§ Texte source
········

Bigg Jus

En 1993, 'Juvenile Techniques' déchirait le microcosme et ouvrait une étroite brèche à un hip hop différent. 4 années plus tard, débarquait l'extraterrestre et fondateur "Funcrusher", échafaudé par 3 visionnaires aux potentialités démesurées. Le trio devient duo et livre un second coup d'éclat avant de se disloquer. En 2003, après avoir subjugué par 2 disques fantastiques et alors que ses anciens comparses scrutent d'autres horizons, Bigg Jus - échappé du bloc Company Flow - s'associe à l'alien californien Orko pour un projet-coup de poing dirigé contre l'establishment Bush. Avant de nous servir le second volet des sessions NMS, "Lune Tns" - artiste essentiel au renouveau hip hop - a répondu aux questions d'Hip-Hop Core et divulgué quelques détails inédits sur ses projets en gestation. English version



Hip-Hop Core : Tu viens de gonfler les rangs du label britannique Big Dada (par le biais duquel tu viens de sortir "Woe To Thee O Land Whose King Is A Child"). Vois-tu en ces nouveaux labels européens prolifiques et opportunistes (Lex et la subdivision de Ninja Tune en tête) des supports plus adaptés à distribuer une musique comme la tienne ?



Bigg Jus : C'est clair que l'appréciation des gens dans les marchés européens est moins pollué par les médias, etc... et que, de ce fait, ça les rend attractifs pour un artiste comme moi. Cependant, j'ai avant tout changé de label parce que j'étais lessivé de faire tourner mon propre label et que je n'avais pas un ego assez colossal pour me promouvoir et me vendre de manière satisfaisante.



HHC : Comment se porte la scène indépendante aux USA ? Les artistes West Coast underground (je pense notamment aux Living Legends, Shapeshifters et autres Project Blowed) semblent bénéficier ces temps-ci d'une certaine mise en lumière et susciter un engouement généralisé. Quel regard portes-tu sur ce phénomène, est-ce ressenti aux Etats-Unis comme ça peut l'être en Europe ?

········

§ Défis
(a) Recopiez, s'il vous plaît, le passage de l'entretien avec Bigg Jus qui commence par les mots contenant "Bigg Jus : C'est" et s'achève sur "de manière satisfaisante.".
(b) Répondez à ces questions d'après l'entretien avec Bigg Jus.
(i) En quelle année est paru "Juvenile Techniques" ?
(ii) Avec qui Bigg Jus s'associe-t-il en 2003 ?
(iii) Sur quel label britannique est sorti "Woe To Thee O Land Whose King Is A Child" ?
Les lignes constituent un matériau distinct de l'entretien avec Bigg Jus.

Lignes:
········

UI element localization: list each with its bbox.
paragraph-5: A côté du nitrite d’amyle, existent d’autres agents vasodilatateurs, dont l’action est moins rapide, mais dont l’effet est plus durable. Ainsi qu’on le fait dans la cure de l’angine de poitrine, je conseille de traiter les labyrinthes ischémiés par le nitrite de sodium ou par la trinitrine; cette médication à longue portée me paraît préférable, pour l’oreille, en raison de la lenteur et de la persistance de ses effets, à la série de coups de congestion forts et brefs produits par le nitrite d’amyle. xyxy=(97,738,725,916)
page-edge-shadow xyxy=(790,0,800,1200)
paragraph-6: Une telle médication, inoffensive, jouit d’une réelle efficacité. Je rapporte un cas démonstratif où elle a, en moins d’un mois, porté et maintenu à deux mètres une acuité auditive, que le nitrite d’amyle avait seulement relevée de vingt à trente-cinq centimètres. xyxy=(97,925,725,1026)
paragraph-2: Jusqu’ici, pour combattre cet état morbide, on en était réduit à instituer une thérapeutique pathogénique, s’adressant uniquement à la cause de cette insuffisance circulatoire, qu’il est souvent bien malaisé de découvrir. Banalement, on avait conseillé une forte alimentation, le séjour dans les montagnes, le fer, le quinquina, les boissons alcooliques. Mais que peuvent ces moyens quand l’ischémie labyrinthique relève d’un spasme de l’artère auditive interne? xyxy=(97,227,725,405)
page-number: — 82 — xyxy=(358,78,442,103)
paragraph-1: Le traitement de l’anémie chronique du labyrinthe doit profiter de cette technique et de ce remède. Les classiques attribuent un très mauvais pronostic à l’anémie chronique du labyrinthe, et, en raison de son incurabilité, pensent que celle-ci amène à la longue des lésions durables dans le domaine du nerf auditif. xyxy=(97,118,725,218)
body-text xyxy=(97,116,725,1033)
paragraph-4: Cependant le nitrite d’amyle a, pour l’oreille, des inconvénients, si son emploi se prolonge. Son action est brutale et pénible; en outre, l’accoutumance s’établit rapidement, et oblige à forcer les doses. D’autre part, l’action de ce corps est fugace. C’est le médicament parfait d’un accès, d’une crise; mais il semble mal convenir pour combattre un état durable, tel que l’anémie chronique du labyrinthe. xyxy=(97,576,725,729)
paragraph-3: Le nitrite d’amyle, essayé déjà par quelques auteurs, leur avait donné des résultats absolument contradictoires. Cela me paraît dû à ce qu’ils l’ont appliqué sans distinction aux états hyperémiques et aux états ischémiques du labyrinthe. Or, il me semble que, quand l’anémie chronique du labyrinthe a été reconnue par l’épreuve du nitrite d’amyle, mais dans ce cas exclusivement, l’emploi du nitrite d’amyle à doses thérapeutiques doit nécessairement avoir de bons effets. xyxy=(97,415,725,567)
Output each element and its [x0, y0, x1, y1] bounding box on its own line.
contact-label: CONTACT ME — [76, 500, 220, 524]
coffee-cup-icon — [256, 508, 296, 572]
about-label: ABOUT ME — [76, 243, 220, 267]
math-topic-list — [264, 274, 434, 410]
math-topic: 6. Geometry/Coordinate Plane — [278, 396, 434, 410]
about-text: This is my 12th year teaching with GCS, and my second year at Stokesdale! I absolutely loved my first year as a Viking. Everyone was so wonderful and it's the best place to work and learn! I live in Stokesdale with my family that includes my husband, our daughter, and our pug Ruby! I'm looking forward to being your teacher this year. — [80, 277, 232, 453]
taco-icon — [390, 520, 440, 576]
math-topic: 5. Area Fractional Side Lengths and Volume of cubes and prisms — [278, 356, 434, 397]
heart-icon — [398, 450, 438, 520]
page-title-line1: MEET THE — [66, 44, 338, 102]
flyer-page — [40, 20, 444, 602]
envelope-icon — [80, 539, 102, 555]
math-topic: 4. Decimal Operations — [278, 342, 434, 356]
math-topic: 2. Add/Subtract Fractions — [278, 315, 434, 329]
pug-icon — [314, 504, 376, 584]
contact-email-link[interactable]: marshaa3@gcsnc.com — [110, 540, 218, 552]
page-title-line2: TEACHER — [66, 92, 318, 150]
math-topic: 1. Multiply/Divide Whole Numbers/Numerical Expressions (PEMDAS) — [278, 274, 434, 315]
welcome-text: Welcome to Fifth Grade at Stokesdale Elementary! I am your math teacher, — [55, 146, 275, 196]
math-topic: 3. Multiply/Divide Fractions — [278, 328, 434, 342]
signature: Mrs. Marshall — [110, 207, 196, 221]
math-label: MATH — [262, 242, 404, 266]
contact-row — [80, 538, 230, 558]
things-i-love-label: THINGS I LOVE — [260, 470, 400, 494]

········

§ Réponses attendues
(a)
Bigg Jus : C'est clair que l'appréciation des gens dans les marchés européens est moins pollué par les médias, etc... et que, de ce fait, ça les rend attractifs pour un artiste comme moi. Cependant, j'ai avant tout changé de label parce que j'étais lessivé de faire tourner mon propre label et que je n'avais pas un ego assez colossal pour me promouvoir et me vendre de manière satisfaisante.

(b)
(i) En 1993.
(ii) Avec Orko, l'alien californien.
(iii) Sur Big Dada.